● Goal of the exercise
Can you print every record below exactly as written?

##### Material for this task #####

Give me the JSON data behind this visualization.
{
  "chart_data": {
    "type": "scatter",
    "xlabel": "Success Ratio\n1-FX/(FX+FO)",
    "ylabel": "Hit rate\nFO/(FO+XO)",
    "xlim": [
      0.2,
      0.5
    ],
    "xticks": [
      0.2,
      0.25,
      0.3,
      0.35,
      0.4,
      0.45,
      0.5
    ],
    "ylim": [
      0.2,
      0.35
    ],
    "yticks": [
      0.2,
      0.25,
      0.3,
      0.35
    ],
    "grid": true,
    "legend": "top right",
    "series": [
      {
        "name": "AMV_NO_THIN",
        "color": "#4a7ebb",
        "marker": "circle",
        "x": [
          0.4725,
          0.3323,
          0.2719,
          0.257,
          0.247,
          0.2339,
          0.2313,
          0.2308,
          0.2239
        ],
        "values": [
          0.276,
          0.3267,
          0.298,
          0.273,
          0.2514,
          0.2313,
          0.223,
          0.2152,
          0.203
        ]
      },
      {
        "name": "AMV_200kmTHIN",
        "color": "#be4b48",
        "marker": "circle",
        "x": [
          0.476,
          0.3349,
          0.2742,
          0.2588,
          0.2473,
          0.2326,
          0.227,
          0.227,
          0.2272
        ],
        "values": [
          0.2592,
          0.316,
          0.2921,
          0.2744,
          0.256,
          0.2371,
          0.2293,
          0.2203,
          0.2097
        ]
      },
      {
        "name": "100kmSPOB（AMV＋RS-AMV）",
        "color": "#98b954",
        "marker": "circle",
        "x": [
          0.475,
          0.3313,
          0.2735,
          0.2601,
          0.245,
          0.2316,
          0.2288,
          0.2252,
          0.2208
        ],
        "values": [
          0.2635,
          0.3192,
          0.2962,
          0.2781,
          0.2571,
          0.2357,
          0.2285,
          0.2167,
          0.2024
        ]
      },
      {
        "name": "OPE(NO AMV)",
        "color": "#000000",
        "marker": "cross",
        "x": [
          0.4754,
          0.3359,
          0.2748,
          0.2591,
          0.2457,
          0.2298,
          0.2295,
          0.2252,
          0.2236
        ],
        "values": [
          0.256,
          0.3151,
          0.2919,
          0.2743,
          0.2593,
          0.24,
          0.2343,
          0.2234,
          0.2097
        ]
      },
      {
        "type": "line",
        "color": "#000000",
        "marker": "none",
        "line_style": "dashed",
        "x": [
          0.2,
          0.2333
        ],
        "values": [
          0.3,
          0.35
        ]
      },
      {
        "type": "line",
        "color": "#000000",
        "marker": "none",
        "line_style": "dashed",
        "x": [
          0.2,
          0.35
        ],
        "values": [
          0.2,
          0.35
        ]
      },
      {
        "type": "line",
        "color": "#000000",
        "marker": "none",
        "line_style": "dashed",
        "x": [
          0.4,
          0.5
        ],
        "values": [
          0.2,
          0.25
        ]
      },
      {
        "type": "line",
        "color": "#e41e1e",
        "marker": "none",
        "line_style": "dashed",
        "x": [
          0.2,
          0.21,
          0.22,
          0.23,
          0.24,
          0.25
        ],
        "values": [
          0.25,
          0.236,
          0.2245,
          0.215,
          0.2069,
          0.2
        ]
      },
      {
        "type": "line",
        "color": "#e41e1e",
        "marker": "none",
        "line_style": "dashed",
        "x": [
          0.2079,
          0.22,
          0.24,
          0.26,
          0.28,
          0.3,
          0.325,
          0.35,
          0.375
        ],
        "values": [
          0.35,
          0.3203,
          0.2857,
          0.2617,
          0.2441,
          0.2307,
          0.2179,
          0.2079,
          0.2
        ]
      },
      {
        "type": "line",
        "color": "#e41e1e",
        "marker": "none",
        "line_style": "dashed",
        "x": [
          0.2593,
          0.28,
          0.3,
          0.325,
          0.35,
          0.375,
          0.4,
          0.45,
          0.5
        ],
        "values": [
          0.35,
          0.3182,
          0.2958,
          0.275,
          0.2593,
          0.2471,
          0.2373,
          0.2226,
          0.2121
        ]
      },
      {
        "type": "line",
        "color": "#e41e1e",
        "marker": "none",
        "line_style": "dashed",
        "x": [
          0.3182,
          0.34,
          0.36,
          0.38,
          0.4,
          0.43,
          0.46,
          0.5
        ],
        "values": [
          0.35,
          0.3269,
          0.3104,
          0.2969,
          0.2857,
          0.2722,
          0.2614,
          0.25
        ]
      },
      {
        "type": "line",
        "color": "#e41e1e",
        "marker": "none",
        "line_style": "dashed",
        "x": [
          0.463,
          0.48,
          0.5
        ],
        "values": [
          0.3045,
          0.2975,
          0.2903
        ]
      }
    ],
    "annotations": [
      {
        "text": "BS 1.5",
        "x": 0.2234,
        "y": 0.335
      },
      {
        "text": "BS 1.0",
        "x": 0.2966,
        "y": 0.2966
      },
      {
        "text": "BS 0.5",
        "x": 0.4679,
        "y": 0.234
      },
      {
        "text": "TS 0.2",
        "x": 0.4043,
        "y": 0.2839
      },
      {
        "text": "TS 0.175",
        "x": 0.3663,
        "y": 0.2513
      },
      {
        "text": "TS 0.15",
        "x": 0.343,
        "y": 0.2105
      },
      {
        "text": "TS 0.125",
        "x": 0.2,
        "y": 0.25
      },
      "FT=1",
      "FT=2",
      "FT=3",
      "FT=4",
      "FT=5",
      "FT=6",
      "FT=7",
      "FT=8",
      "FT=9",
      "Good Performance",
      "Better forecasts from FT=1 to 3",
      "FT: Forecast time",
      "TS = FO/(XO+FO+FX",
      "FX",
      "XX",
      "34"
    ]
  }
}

#####

● Reply to the exercise
Give me the JSON data behind this visualization.
{
  "chart_data": {
    "type": "scatter",
    "xlabel": "Success Ratio\n1-FX/(FX+FO)",
    "ylabel": "Hit rate\nFO/(FO+XO)",
    "xlim": [
      0.2,
      0.5
    ],
    "xticks": [
      0.2,
      0.25,
      0.3,
      0.35,
      0.4,
      0.45,
      0.5
    ],
    "ylim": [
      0.2,
      0.35
    ],
    "yticks": [
      0.2,
      0.25,
      0.3,
      0.35
    ],
    "grid": true,
    "legend": "top right",
    "series": [
      {
        "name": "AMV_NO_THIN",
        "color": "#4a7ebb",
        "marker": "circle",
        "x": [
          0.4725,
          0.3323,
          0.2719,
          0.257,
          0.247,
          0.2339,
          0.2313,
          0.2308,
          0.2239
        ],
        "values": [
          0.276,
          0.3267,
          0.298,
          0.273,
          0.2514,
          0.2313,
          0.223,
          0.2152,
          0.203
        ]
      },
      {
        "name": "AMV_200kmTHIN",
        "color": "#be4b48",
        "marker": "circle",
        "x": [
          0.476,
          0.3349,
          0.2742,
          0.2588,
          0.2473,
          0.2326,
          0.227,
          0.227,
          0.2272
        ],
        "values": [
          0.2592,
          0.316,
          0.2921,
          0.2744,
          0.256,
          0.2371,
          0.2293,
          0.2203,
          0.2097
        ]
      },
      {
        "name": "100kmSPOB（AMV＋RS-AMV）",
        "color": "#98b954",
        "marker": "circle",
        "x": [
          0.475,
          0.3313,
          0.2735,
          0.2601,
          0.245,
          0.2316,
          0.2288,
          0.2252,
          0.2208
        ],
        "values": [
          0.2635,
          0.3192,
          0.2962,
          0.2781,
          0.2571,
          0.2357,
          0.2285,
          0.2167,
          0.2024
        ]
      },
      {
        "name": "OPE(NO AMV)",
        "color": "#000000",
        "marker": "cross",
        "x": [
          0.4754,
          0.3359,
          0.2748,
          0.2591,
          0.2457,
          0.2298,
          0.2295,
          0.2252,
          0.2236
        ],
        "values": [
          0.256,
          0.3151,
          0.2919,
          0.2743,
          0.2593,
          0.24,
          0.2343,
          0.2234,
          0.2097
        ]
      },
      {
        "type": "line",
        "color": "#000000",
        "marker": "none",
        "line_style": "dashed",
        "x": [
          0.2,
          0.2333
        ],
        "values": [
          0.3,
          0.35
        ]
      },
      {
        "type": "line",
        "color": "#000000",
        "marker": "none",
        "line_style": "dashed",
        "x": [
          0.2,
          0.35
        ],
        "values": [
          0.2,
          0.35
        ]
      },
      {
        "type": "line",
        "color": "#000000",
        "marker": "none",
        "line_style": "dashed",
        "x": [
          0.4,
          0.5
        ],
        "values": [
          0.2,
          0.25
        ]
      },
      {
        "type": "line",
        "color": "#e41e1e",
        "marker": "none",
        "line_style": "dashed",
        "x": [
          0.2,
          0.21,
          0.22,
          0.23,
          0.24,
          0.25
        ],
        "values": [
          0.25,
          0.236,
          0.2245,
          0.215,
          0.2069,
          0.2
        ]
      },
      {
        "type": "line",
        "color": "#e41e1e",
        "marker": "none",
        "line_style": "dashed",
        "x": [
          0.2079,
          0.22,
          0.24,
          0.26,
          0.28,
          0.3,
          0.325,
          0.35,
          0.375
        ],
        "values": [
          0.35,
          0.3203,
          0.2857,
          0.2617,
          0.2441,
          0.2307,
          0.2179,
          0.2079,
          0.2
        ]
      },
      {
        "type": "line",
        "color": "#e41e1e",
        "marker": "none",
        "line_style": "dashed",
        "x": [
          0.2593,
          0.28,
          0.3,
          0.325,
          0.35,
          0.375,
          0.4,
          0.45,
          0.5
        ],
        "values": [
          0.35,
          0.3182,
          0.2958,
          0.275,
          0.2593,
          0.2471,
          0.2373,
          0.2226,
          0.2121
        ]
      },
      {
        "type": "line",
        "color": "#e41e1e",
        "marker": "none",
        "line_style": "dashed",
        "x": [
          0.3182,
          0.34,
          0.36,
          0.38,
          0.4,
          0.43,
          0.46,
          0.5
        ],
        "values": [
          0.35,
          0.3269,
          0.3104,
          0.2969,
          0.2857,
          0.2722,
          0.2614,
          0.25
        ]
      },
      {
        "type": "line",
        "color": "#e41e1e",
        "marker": "none",
        "line_style": "dashed",
        "x": [
          0.463,
          0.48,
          0.5
        ],
        "values": [
          0.3045,
          0.2975,
          0.2903
        ]
      }
    ],
    "annotations": [
      {
        "text": "BS 1.5",
        "x": 0.2234,
        "y": 0.335
      },
      {
        "text": "BS 1.0",
        "x": 0.2966,
        "y": 0.2966
      },
      {
        "text": "BS 0.5",
        "x": 0.4679,
        "y": 0.234
      },
      {
        "text": "TS 0.2",
        "x": 0.4043,
        "y": 0.2839
      },
      {
        "text": "TS 0.175",
        "x": 0.3663,
        "y": 0.2513
      },
      {
        "text": "TS 0.15",
        "x": 0.343,
        "y": 0.2105
      },
      {
        "text": "TS 0.125",
        "x": 0.2,
        "y": 0.25
      },
      "FT=1",
      "FT=2",
      "FT=3",
      "FT=4",
      "FT=5",
      "FT=6",
      "FT=7",
      "FT=8",
      "FT=9",
      "Good Performance",
      "Better forecasts from FT=1 to 3",
      "FT: Forecast time",
      "TS = FO/(XO+FO+FX",
      "FX",
      "XX",
      "34"
    ]
  }
}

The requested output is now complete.